[Saved data entries]
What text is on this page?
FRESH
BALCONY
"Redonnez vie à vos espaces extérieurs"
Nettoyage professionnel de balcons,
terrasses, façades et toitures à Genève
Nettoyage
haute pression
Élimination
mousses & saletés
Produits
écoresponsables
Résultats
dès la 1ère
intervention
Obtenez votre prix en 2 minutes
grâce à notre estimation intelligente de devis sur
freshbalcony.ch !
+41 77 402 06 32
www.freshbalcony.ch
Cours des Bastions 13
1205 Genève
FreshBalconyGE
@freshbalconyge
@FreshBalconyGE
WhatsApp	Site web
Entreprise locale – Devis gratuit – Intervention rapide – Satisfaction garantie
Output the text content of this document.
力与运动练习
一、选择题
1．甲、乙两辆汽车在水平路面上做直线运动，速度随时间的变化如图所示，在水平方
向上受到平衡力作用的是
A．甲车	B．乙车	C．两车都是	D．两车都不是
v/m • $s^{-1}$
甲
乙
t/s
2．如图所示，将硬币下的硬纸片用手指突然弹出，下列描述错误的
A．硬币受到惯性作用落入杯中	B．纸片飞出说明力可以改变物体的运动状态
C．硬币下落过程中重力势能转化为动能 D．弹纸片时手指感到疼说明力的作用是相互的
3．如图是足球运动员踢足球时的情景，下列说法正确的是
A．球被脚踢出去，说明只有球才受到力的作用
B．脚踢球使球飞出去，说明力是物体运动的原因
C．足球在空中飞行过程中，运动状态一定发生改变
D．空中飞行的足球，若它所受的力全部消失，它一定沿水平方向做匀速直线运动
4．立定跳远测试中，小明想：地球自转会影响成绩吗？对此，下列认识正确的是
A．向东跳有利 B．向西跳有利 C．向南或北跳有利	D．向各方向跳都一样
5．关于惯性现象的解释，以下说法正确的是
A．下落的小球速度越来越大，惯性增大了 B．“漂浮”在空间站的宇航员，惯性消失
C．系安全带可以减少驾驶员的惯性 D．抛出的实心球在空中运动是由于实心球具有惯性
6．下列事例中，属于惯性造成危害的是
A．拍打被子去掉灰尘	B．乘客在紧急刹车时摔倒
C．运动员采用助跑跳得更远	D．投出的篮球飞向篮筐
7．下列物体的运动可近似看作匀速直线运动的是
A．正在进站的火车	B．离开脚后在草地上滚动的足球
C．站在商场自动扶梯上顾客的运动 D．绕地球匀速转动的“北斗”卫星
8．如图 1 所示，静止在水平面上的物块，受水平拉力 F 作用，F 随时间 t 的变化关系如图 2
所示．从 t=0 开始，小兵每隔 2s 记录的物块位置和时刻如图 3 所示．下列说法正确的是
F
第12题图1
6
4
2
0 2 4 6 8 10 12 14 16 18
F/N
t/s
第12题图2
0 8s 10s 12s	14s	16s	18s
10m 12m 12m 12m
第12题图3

GIVEN INSTRUCTION →
Your task is to quote all of the data word for word.

OUTPUT FOR THIS EXERCISE →
What text is on this page?
FRESH
BALCONY
"Redonnez vie à vos espaces extérieurs"
Nettoyage professionnel de balcons,
terrasses, façades et toitures à Genève
Nettoyage
haute pression
Élimination
mousses & saletés
Produits
écoresponsables
Résultats
dès la 1ère
intervention
Obtenez votre prix en 2 minutes
grâce à notre estimation intelligente de devis sur
freshbalcony.ch !
+41 77 402 06 32
www.freshbalcony.ch
Cours des Bastions 13
1205 Genève
FreshBalconyGE
@freshbalconyge
@FreshBalconyGE
WhatsApp	Site web
Entreprise locale – Devis gratuit – Intervention rapide – Satisfaction garantie
Output the text content of this document.
力与运动练习
一、选择题
1．甲、乙两辆汽车在水平路面上做直线运动，速度随时间的变化如图所示，在水平方
向上受到平衡力作用的是
A．甲车	B．乙车	C．两车都是	D．两车都不是
v/m • $s^{-1}$
甲
乙
t/s
2．如图所示，将硬币下的硬纸片用手指突然弹出，下列描述错误的
A．硬币受到惯性作用落入杯中	B．纸片飞出说明力可以改变物体的运动状态
C．硬币下落过程中重力势能转化为动能 D．弹纸片时手指感到疼说明力的作用是相互的
3．如图是足球运动员踢足球时的情景，下列说法正确的是
A．球被脚踢出去，说明只有球才受到力的作用
B．脚踢球使球飞出去，说明力是物体运动的原因
C．足球在空中飞行过程中，运动状态一定发生改变
D．空中飞行的足球，若它所受的力全部消失，它一定沿水平方向做匀速直线运动
4．立定跳远测试中，小明想：地球自转会影响成绩吗？对此，下列认识正确的是
A．向东跳有利 B．向西跳有利 C．向南或北跳有利	D．向各方向跳都一样
5．关于惯性现象的解释，以下说法正确的是
A．下落的小球速度越来越大，惯性增大了 B．“漂浮”在空间站的宇航员，惯性消失
C．系安全带可以减少驾驶员的惯性 D．抛出的实心球在空中运动是由于实心球具有惯性
6．下列事例中，属于惯性造成危害的是
A．拍打被子去掉灰尘	B．乘客在紧急刹车时摔倒
C．运动员采用助跑跳得更远	D．投出的篮球飞向篮筐
7．下列物体的运动可近似看作匀速直线运动的是
A．正在进站的火车	B．离开脚后在草地上滚动的足球
C．站在商场自动扶梯上顾客的运动 D．绕地球匀速转动的“北斗”卫星
8．如图 1 所示，静止在水平面上的物块，受水平拉力 F 作用，F 随时间 t 的变化关系如图 2
所示．从 t=0 开始，小兵每隔 2s 记录的物块位置和时刻如图 3 所示．下列说法正确的是
F
第12题图1
6
4
2
0 2 4 6 8 10 12 14 16 18
F/N
t/s
第12题图2
0 8s 10s 12s	14s	16s	18s
10m 12m 12m 12m
第12题图3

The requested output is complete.